# Data rows start
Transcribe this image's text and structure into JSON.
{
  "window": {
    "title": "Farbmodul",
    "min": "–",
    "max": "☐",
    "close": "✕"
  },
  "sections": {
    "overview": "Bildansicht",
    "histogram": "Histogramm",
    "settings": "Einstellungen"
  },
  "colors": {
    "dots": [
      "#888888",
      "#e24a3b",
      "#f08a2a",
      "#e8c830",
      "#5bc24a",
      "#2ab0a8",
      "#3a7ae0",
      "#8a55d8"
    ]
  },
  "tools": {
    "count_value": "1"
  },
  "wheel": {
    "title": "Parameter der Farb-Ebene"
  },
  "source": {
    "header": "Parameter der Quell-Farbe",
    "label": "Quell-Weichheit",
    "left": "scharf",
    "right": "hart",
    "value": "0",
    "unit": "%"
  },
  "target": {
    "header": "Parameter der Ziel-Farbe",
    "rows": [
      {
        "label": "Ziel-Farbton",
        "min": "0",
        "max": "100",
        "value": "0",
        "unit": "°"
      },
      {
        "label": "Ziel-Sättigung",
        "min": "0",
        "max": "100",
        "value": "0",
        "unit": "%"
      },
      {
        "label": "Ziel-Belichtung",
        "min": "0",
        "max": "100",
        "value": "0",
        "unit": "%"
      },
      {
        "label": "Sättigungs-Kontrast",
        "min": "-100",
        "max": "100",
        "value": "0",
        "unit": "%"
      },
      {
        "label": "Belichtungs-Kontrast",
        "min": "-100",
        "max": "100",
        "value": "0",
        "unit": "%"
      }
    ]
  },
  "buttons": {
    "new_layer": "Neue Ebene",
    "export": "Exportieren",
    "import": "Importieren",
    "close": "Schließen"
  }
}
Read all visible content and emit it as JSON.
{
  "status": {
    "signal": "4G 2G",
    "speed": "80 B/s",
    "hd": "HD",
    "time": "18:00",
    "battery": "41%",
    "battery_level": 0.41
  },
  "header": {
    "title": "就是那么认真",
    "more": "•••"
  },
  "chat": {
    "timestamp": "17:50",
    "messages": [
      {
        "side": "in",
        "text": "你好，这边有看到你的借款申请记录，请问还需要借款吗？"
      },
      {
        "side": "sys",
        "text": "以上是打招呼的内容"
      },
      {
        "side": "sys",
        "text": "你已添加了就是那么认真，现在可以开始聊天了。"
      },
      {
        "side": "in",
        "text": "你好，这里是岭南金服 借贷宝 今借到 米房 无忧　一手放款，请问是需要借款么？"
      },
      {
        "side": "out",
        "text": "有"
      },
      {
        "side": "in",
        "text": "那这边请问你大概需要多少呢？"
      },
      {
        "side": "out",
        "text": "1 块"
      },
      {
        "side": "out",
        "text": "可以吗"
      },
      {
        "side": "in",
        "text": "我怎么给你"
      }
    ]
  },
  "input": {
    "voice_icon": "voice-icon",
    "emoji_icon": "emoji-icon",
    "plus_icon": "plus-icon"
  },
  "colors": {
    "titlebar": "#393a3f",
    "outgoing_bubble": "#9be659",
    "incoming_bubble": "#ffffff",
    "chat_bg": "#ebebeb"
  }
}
# Data rows end
* Request: Search the records for the word "Kontrast" and copy every line where it occurs.

* Finished exercise:
        "label": "Sättigungs-Kontrast",
        "label": "Belichtungs-Kontrast",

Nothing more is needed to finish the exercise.